◆ **EXERCISE GOAL**
Your task is to copy the listing exactly, with the pictures left out.

◆ **Stored data**
■ ■ ■ ■ ■ ■ ■

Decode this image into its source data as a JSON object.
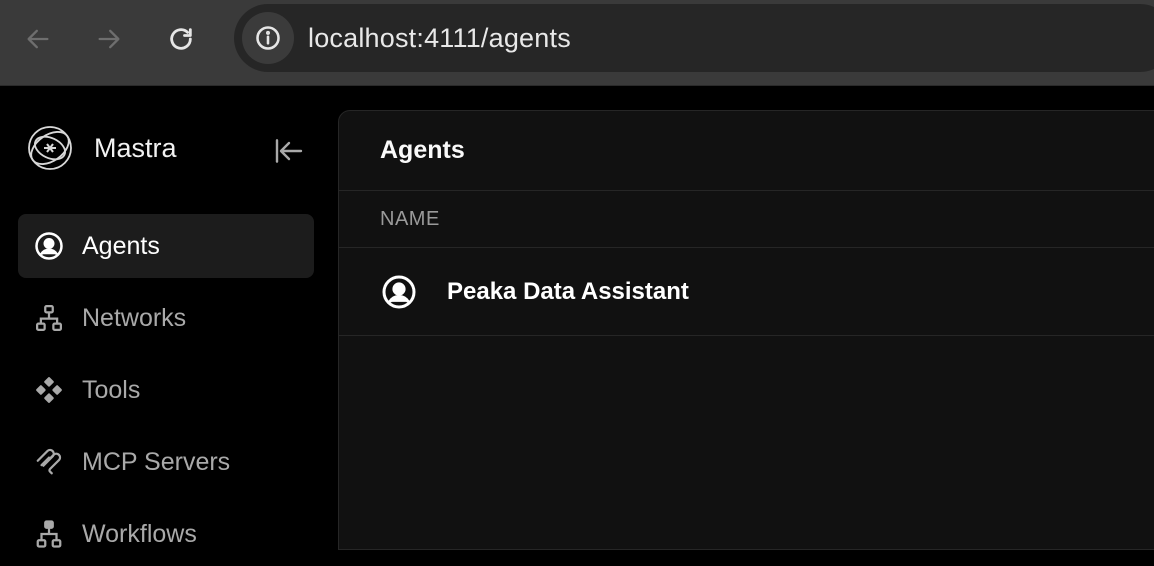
{
  "browser": {
    "url": "localhost:4111/agents",
    "back_icon": "arrow-left-icon",
    "forward_icon": "arrow-right-icon",
    "reload_icon": "reload-icon",
    "site_info_icon": "info-icon"
  },
  "sidebar": {
    "brand": {
      "name": "Mastra",
      "logo_icon": "mastra-logo-icon"
    },
    "collapse_icon": "collapse-sidebar-icon",
    "items": [
      {
        "label": "Agents",
        "icon": "agent-user-icon",
        "active": true
      },
      {
        "label": "Networks",
        "icon": "network-icon",
        "active": false
      },
      {
        "label": "Tools",
        "icon": "tools-icon",
        "active": false
      },
      {
        "label": "MCP Servers",
        "icon": "mcp-icon",
        "active": false
      },
      {
        "label": "Workflows",
        "icon": "workflow-icon",
        "active": false
      }
    ]
  },
  "main": {
    "title": "Agents",
    "table": {
      "columns": [
        "NAME"
      ],
      "rows": [
        {
          "name": "Peaka Data Assistant",
          "icon": "agent-user-icon"
        }
      ]
    }
  },
  "colors": {
    "background": "#000000",
    "panel": "#111111",
    "active_item": "#1c1c1c",
    "chrome": "#3a3a3a",
    "muted_text": "#a9a9a9"
  }
}
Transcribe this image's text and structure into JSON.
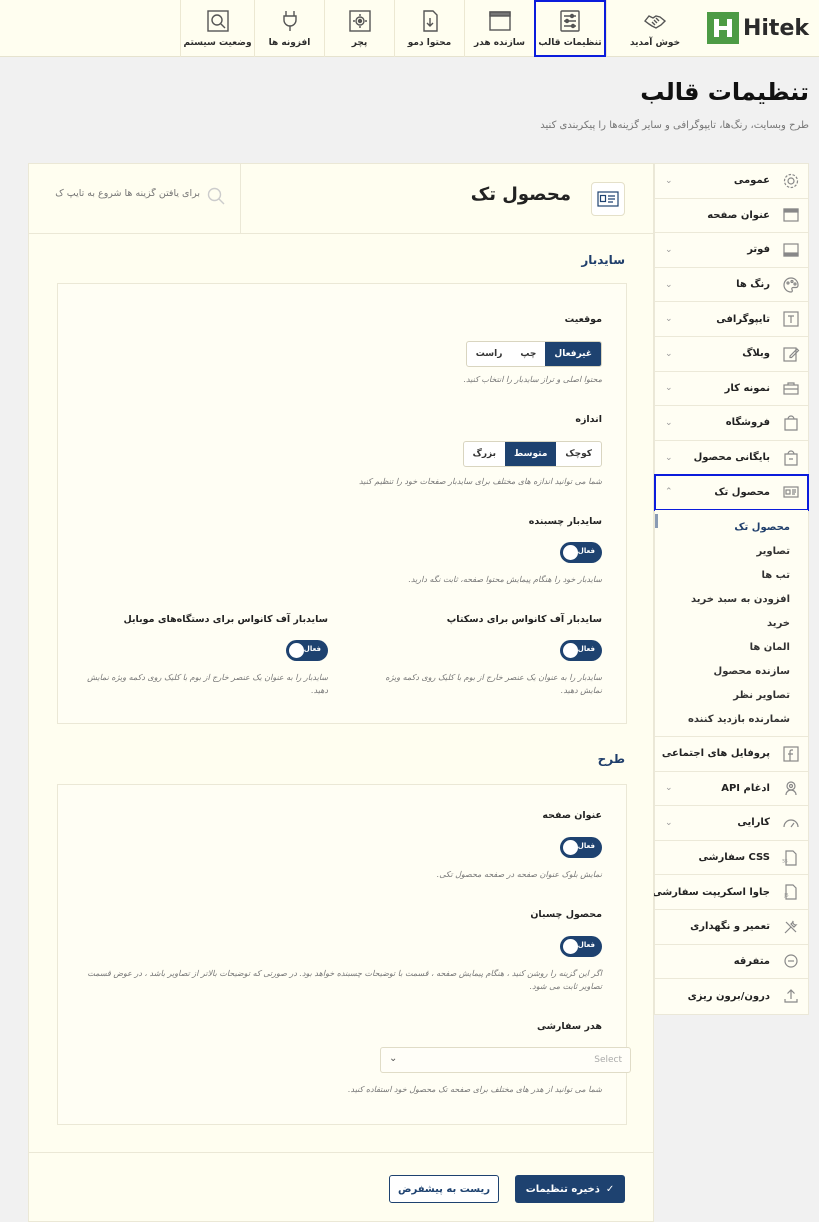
{
  "brand": {
    "name": "Hitek",
    "letter": "H"
  },
  "nav": [
    {
      "label": "خوش آمدید",
      "icon": "handshake-icon"
    },
    {
      "label": "تنظیمات قالب",
      "icon": "sliders-icon"
    },
    {
      "label": "سازنده هدر",
      "icon": "window-icon"
    },
    {
      "label": "محتوا دمو",
      "icon": "download-doc-icon"
    },
    {
      "label": "پچر",
      "icon": "gear-box-icon"
    },
    {
      "label": "افزونه ها",
      "icon": "plug-icon"
    },
    {
      "label": "وضعیت سیستم",
      "icon": "search-box-icon"
    }
  ],
  "page": {
    "title": "تنظیمات قالب",
    "subtitle": "طرح وبسایت، رنگ‌ها، تایپوگرافی و سایر گزینه‌ها را پیکربندی کنید"
  },
  "sidebar": {
    "items_top": [
      {
        "label": "عمومی",
        "icon": "gear-icon",
        "chevron": true
      },
      {
        "label": "عنوان صفحه",
        "icon": "title-bar-icon",
        "chevron": false
      },
      {
        "label": "فوتر",
        "icon": "footer-icon",
        "chevron": true
      },
      {
        "label": "رنگ ها",
        "icon": "palette-icon",
        "chevron": true
      },
      {
        "label": "تایپوگرافی",
        "icon": "typography-icon",
        "chevron": true
      },
      {
        "label": "وبلاگ",
        "icon": "edit-icon",
        "chevron": true
      },
      {
        "label": "نمونه کار",
        "icon": "briefcase-icon",
        "chevron": true
      },
      {
        "label": "فروشگاه",
        "icon": "shopping-bag-icon",
        "chevron": true
      },
      {
        "label": "بایگانی محصول",
        "icon": "archive-bag-icon",
        "chevron": true
      }
    ],
    "active": {
      "label": "محصول تک",
      "icon": "product-card-icon"
    },
    "sub_items": [
      "محصول تک",
      "تصاویر",
      "تب ها",
      "افزودن به سبد خرید",
      "خرید",
      "المان ها",
      "سازنده محصول",
      "تصاویر نظر",
      "شمارنده بازدید کننده"
    ],
    "items_bottom": [
      {
        "label": "پروفایل های اجتماعی",
        "icon": "facebook-icon",
        "chevron": true
      },
      {
        "label": "ادغام API",
        "icon": "api-icon",
        "chevron": true
      },
      {
        "label": "کارایی",
        "icon": "speedometer-icon",
        "chevron": true
      },
      {
        "label": "CSS سفارشی",
        "icon": "css-file-icon",
        "chevron": false
      },
      {
        "label": "جاوا اسکریپت سفارشی",
        "icon": "js-file-icon",
        "chevron": false
      },
      {
        "label": "تعمیر و نگهداری",
        "icon": "tools-icon",
        "chevron": false
      },
      {
        "label": "متفرقه",
        "icon": "minus-circle-icon",
        "chevron": false
      },
      {
        "label": "درون/برون ریزی",
        "icon": "upload-icon",
        "chevron": false
      }
    ]
  },
  "panel": {
    "title": "محصول تک",
    "search_placeholder": "برای یافتن گزینه ها شروع به تایپ ک",
    "sidebar_section": {
      "title": "سایدبار",
      "position": {
        "label": "موقعیت",
        "options": [
          "غیرفعال",
          "چپ",
          "راست"
        ],
        "selected": "غیرفعال",
        "desc": "محتوا اصلی و تراز سایدبار را انتخاب کنید."
      },
      "size": {
        "label": "اندازه",
        "options": [
          "کوچک",
          "متوسط",
          "بزرگ"
        ],
        "selected": "متوسط",
        "desc": "شما می توانید اندازه های مختلف برای سایدبار صفحات خود را تنظیم کنید"
      },
      "sticky": {
        "label": "سایدبار چسبنده",
        "toggle": "فعال",
        "desc": "سایدبار خود را هنگام پیمایش محتوا صفحه، ثابت نگه دارید."
      },
      "offcanvas_desktop": {
        "label": "سایدبار آف کانواس برای دسکتاپ",
        "toggle": "فعال",
        "desc": "سایدبار را به عنوان یک عنصر خارج از بوم با کلیک روی دکمه ویژه نمایش دهید."
      },
      "offcanvas_mobile": {
        "label": "سایدبار آف کانواس برای دستگاه‌های موبایل",
        "toggle": "فعال",
        "desc": "سایدبار را به عنوان یک عنصر خارج از بوم با کلیک روی دکمه ویژه نمایش دهید."
      }
    },
    "layout_section": {
      "title": "طرح",
      "page_title": {
        "label": "عنوان صفحه",
        "toggle": "فعال",
        "desc": "نمایش بلوک عنوان صفحه در صفحه محصول تکی."
      },
      "sticky_product": {
        "label": "محصول چسبان",
        "toggle": "فعال",
        "desc": "اگر این گزینه را روشن کنید ، هنگام پیمایش صفحه ، قسمت با توضیحات چسبنده خواهد بود. در صورتی که توضیحات بالاتر از تصاویر باشد ، در عوض قسمت تصاویر ثابت می شود."
      },
      "custom_header": {
        "label": "هدر سفارشی",
        "select_value": "Select",
        "desc": "شما می توانید از هدر های مختلف برای صفحه تک محصول خود استفاده کنید."
      }
    },
    "buttons": {
      "save": "ذخیره تنظیمات",
      "reset": "ریست به پیشفرض"
    }
  }
}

■ ■ ■ ■ ■ ■ ■

◆ **RESPONSE TO THIS EXERCISE**
Decode this image into its source data as a JSON object.
{
  "browser": {
    "url": "localhost:4111/agents",
    "back_icon": "arrow-left-icon",
    "forward_icon": "arrow-right-icon",
    "reload_icon": "reload-icon",
    "site_info_icon": "info-icon"
  },
  "sidebar": {
    "brand": {
      "name": "Mastra",
      "logo_icon": "mastra-logo-icon"
    },
    "collapse_icon": "collapse-sidebar-icon",
    "items": [
      {
        "label": "Agents",
        "icon": "agent-user-icon",
        "active": true
      },
      {
        "label": "Networks",
        "icon": "network-icon",
        "active": false
      },
      {
        "label": "Tools",
        "icon": "tools-icon",
        "active": false
      },
      {
        "label": "MCP Servers",
        "icon": "mcp-icon",
        "active": false
      },
      {
        "label": "Workflows",
        "icon": "workflow-icon",
        "active": false
      }
    ]
  },
  "main": {
    "title": "Agents",
    "table": {
      "columns": [
        "NAME"
      ],
      "rows": [
        {
          "name": "Peaka Data Assistant",
          "icon": "agent-user-icon"
        }
      ]
    }
  },
  "colors": {
    "background": "#000000",
    "panel": "#111111",
    "active_item": "#1c1c1c",
    "chrome": "#3a3a3a",
    "muted_text": "#a9a9a9"
  }
}
Transcribe this image's text and structure into JSON.
{
  "brand": {
    "name": "Hitek",
    "letter": "H"
  },
  "nav": [
    {
      "label": "خوش آمدید",
      "icon": "handshake-icon"
    },
    {
      "label": "تنظیمات قالب",
      "icon": "sliders-icon"
    },
    {
      "label": "سازنده هدر",
      "icon": "window-icon"
    },
    {
      "label": "محتوا دمو",
      "icon": "download-doc-icon"
    },
    {
      "label": "پچر",
      "icon": "gear-box-icon"
    },
    {
      "label": "افزونه ها",
      "icon": "plug-icon"
    },
    {
      "label": "وضعیت سیستم",
      "icon": "search-box-icon"
    }
  ],
  "page": {
    "title": "تنظیمات قالب",
    "subtitle": "طرح وبسایت، رنگ‌ها، تایپوگرافی و سایر گزینه‌ها را پیکربندی کنید"
  },
  "sidebar": {
    "items_top": [
      {
        "label": "عمومی",
        "icon": "gear-icon",
        "chevron": true
      },
      {
        "label": "عنوان صفحه",
        "icon": "title-bar-icon",
        "chevron": false
      },
      {
        "label": "فوتر",
        "icon": "footer-icon",
        "chevron": true
      },
      {
        "label": "رنگ ها",
        "icon": "palette-icon",
        "chevron": true
      },
      {
        "label": "تایپوگرافی",
        "icon": "typography-icon",
        "chevron": true
      },
      {
        "label": "وبلاگ",
        "icon": "edit-icon",
        "chevron": true
      },
      {
        "label": "نمونه کار",
        "icon": "briefcase-icon",
        "chevron": true
      },
      {
        "label": "فروشگاه",
        "icon": "shopping-bag-icon",
        "chevron": true
      },
      {
        "label": "بایگانی محصول",
        "icon": "archive-bag-icon",
        "chevron": true
      }
    ],
    "active": {
      "label": "محصول تک",
      "icon": "product-card-icon"
    },
    "sub_items": [
      "محصول تک",
      "تصاویر",
      "تب ها",
      "افزودن به سبد خرید",
      "خرید",
      "المان ها",
      "سازنده محصول",
      "تصاویر نظر",
      "شمارنده بازدید کننده"
    ],
    "items_bottom": [
      {
        "label": "پروفایل های اجتماعی",
        "icon": "facebook-icon",
        "chevron": true
      },
      {
        "label": "ادغام API",
        "icon": "api-icon",
        "chevron": true
      },
      {
        "label": "کارایی",
        "icon": "speedometer-icon",
        "chevron": true
      },
      {
        "label": "CSS سفارشی",
        "icon": "css-file-icon",
        "chevron": false
      },
      {
        "label": "جاوا اسکریپت سفارشی",
        "icon": "js-file-icon",
        "chevron": false
      },
      {
        "label": "تعمیر و نگهداری",
        "icon": "tools-icon",
        "chevron": false
      },
      {
        "label": "متفرقه",
        "icon": "minus-circle-icon",
        "chevron": false
      },
      {
        "label": "درون/برون ریزی",
        "icon": "upload-icon",
        "chevron": false
      }
    ]
  },
  "panel": {
    "title": "محصول تک",
    "search_placeholder": "برای یافتن گزینه ها شروع به تایپ ک",
    "sidebar_section": {
      "title": "سایدبار",
      "position": {
        "label": "موقعیت",
        "options": [
          "غیرفعال",
          "چپ",
          "راست"
        ],
        "selected": "غیرفعال",
        "desc": "محتوا اصلی و تراز سایدبار را انتخاب کنید."
      },
      "size": {
        "label": "اندازه",
        "options": [
          "کوچک",
          "متوسط",
          "بزرگ"
        ],
        "selected": "متوسط",
        "desc": "شما می توانید اندازه های مختلف برای سایدبار صفحات خود را تنظیم کنید"
      },
      "sticky": {
        "label": "سایدبار چسبنده",
        "toggle": "فعال",
        "desc": "سایدبار خود را هنگام پیمایش محتوا صفحه، ثابت نگه دارید."
      },
      "offcanvas_desktop": {
        "label": "سایدبار آف کانواس برای دسکتاپ",
        "toggle": "فعال",
        "desc": "سایدبار را به عنوان یک عنصر خارج از بوم با کلیک روی دکمه ویژه نمایش دهید."
      },
      "offcanvas_mobile": {
        "label": "سایدبار آف کانواس برای دستگاه‌های موبایل",
        "toggle": "فعال",
        "desc": "سایدبار را به عنوان یک عنصر خارج از بوم با کلیک روی دکمه ویژه نمایش دهید."
      }
    },
    "layout_section": {
      "title": "طرح",
      "page_title": {
        "label": "عنوان صفحه",
        "toggle": "فعال",
        "desc": "نمایش بلوک عنوان صفحه در صفحه محصول تکی."
      },
      "sticky_product": {
        "label": "محصول چسبان",
        "toggle": "فعال",
        "desc": "اگر این گزینه را روشن کنید ، هنگام پیمایش صفحه ، قسمت با توضیحات چسبنده خواهد بود. در صورتی که توضیحات بالاتر از تصاویر باشد ، در عوض قسمت تصاویر ثابت می شود."
      },
      "custom_header": {
        "label": "هدر سفارشی",
        "select_value": "Select",
        "desc": "شما می توانید از هدر های مختلف برای صفحه تک محصول خود استفاده کنید."
      }
    },
    "buttons": {
      "save": "ذخیره تنظیمات",
      "reset": "ریست به پیشفرض"
    }
  }
}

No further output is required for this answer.